■ Your objective:
Search the data for the string "this" and gather each line it is in.

____________

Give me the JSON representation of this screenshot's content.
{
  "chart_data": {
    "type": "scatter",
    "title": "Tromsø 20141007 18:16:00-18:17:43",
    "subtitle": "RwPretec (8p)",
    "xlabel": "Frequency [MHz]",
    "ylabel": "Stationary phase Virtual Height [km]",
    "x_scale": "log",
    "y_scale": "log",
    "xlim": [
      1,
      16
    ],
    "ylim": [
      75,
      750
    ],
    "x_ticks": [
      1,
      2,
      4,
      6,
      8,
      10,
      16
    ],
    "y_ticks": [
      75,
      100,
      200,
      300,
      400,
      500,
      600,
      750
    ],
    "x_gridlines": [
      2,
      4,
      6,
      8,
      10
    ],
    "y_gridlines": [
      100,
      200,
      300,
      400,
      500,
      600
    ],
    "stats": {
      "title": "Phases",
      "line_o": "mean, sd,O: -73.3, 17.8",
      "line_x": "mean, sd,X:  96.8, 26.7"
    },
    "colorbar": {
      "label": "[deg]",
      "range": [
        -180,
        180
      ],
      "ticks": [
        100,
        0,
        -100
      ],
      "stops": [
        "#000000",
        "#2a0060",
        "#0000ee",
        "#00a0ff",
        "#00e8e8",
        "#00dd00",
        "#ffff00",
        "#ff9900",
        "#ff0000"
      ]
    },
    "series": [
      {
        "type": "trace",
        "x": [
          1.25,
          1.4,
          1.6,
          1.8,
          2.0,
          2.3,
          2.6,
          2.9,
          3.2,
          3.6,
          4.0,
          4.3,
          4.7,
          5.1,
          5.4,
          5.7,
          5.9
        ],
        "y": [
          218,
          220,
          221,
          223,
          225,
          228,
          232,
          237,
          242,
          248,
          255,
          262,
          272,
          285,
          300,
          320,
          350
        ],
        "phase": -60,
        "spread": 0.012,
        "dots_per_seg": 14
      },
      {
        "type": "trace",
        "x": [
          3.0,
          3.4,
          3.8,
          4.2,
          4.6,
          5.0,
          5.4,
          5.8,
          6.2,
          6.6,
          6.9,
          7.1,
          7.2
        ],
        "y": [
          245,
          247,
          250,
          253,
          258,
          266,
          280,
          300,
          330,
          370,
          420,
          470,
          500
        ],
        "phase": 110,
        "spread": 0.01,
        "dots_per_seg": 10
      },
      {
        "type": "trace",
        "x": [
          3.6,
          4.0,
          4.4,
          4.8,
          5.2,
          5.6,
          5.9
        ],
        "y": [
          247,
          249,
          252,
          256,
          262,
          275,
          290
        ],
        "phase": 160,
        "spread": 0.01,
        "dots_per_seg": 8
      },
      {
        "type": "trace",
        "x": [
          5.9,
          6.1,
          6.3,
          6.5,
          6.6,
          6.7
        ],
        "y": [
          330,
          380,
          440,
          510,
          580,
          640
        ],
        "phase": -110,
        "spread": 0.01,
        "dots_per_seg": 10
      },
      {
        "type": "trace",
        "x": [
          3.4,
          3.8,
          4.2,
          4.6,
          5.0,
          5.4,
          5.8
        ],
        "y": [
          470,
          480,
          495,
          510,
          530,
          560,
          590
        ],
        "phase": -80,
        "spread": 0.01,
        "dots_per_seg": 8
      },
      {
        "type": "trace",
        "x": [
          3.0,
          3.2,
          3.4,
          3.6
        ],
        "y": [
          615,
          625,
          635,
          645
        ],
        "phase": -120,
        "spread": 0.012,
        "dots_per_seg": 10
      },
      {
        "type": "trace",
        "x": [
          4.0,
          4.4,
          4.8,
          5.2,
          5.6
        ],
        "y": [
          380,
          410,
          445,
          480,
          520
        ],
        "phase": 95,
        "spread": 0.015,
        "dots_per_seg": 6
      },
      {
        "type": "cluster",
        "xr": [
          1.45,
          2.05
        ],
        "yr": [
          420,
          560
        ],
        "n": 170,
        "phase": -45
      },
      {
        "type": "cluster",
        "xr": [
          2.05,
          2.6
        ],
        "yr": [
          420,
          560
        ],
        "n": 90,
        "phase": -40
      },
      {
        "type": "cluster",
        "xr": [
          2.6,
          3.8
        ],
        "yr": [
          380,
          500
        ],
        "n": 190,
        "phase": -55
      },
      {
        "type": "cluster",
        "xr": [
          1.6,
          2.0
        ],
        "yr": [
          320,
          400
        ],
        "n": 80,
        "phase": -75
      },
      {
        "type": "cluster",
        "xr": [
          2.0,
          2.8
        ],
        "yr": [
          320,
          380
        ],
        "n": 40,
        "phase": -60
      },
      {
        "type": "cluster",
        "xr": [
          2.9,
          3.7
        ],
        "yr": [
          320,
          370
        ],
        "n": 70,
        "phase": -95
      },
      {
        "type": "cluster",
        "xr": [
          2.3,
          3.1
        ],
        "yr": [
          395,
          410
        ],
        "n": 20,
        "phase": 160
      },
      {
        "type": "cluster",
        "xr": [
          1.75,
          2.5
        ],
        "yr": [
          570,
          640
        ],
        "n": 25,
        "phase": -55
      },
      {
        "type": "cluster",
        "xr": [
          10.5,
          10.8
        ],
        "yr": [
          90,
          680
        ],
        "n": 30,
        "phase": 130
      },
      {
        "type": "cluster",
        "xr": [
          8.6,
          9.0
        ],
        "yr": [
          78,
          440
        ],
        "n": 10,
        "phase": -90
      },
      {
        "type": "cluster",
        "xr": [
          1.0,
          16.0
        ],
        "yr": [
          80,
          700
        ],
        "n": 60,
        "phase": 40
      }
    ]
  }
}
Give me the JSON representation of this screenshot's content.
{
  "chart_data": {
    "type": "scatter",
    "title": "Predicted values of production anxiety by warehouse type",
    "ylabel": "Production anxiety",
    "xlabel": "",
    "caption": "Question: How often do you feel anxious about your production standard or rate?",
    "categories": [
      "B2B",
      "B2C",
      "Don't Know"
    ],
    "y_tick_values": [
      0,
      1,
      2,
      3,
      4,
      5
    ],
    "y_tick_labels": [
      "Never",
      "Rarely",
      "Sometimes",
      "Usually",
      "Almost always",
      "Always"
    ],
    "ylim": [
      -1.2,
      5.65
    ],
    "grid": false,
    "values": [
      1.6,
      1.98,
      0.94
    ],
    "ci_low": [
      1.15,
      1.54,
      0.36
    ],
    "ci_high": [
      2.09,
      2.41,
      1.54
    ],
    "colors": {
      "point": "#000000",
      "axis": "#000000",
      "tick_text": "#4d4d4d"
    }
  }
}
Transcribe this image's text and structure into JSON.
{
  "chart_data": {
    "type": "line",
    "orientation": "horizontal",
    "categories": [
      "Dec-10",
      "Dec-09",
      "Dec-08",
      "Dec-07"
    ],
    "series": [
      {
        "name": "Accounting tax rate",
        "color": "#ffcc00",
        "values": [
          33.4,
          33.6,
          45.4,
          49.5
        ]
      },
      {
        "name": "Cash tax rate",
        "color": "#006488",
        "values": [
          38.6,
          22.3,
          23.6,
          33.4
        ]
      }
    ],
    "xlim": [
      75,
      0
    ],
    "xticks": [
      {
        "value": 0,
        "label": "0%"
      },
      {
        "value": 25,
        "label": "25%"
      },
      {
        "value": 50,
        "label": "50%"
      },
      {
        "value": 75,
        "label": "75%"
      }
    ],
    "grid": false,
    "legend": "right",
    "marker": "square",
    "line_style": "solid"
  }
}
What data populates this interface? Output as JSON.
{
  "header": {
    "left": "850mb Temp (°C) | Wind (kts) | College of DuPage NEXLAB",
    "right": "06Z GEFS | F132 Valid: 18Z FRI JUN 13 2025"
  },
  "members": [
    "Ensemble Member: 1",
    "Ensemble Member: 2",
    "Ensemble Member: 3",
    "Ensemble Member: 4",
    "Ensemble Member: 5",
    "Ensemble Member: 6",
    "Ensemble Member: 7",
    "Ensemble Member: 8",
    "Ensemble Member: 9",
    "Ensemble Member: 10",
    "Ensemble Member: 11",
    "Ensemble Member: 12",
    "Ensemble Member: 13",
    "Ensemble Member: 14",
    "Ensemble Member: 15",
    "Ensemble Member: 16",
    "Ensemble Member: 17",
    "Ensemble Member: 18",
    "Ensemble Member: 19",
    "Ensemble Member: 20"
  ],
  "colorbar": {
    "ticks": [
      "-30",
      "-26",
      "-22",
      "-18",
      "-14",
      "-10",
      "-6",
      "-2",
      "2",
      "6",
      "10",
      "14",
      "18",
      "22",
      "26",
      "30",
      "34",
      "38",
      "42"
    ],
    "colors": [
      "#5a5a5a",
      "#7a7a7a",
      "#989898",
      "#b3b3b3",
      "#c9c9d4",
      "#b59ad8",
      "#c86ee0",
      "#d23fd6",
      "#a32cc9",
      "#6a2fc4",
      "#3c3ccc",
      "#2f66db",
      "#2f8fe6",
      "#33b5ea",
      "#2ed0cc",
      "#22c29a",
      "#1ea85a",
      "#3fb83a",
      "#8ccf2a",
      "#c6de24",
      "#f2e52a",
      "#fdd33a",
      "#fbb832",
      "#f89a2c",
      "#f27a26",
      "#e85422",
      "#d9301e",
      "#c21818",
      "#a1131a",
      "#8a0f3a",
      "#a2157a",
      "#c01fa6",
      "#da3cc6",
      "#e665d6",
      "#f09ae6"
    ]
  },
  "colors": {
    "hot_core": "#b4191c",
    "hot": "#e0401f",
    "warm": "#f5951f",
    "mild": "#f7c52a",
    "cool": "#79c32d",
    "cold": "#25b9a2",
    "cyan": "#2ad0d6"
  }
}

____________

■ Finished exercise:
Give me the JSON representation of this screenshot's content.
Give me the JSON representation of this screenshot's content.
Transcribe this image's text and structure into JSON.
What data populates this interface? Output as JSON.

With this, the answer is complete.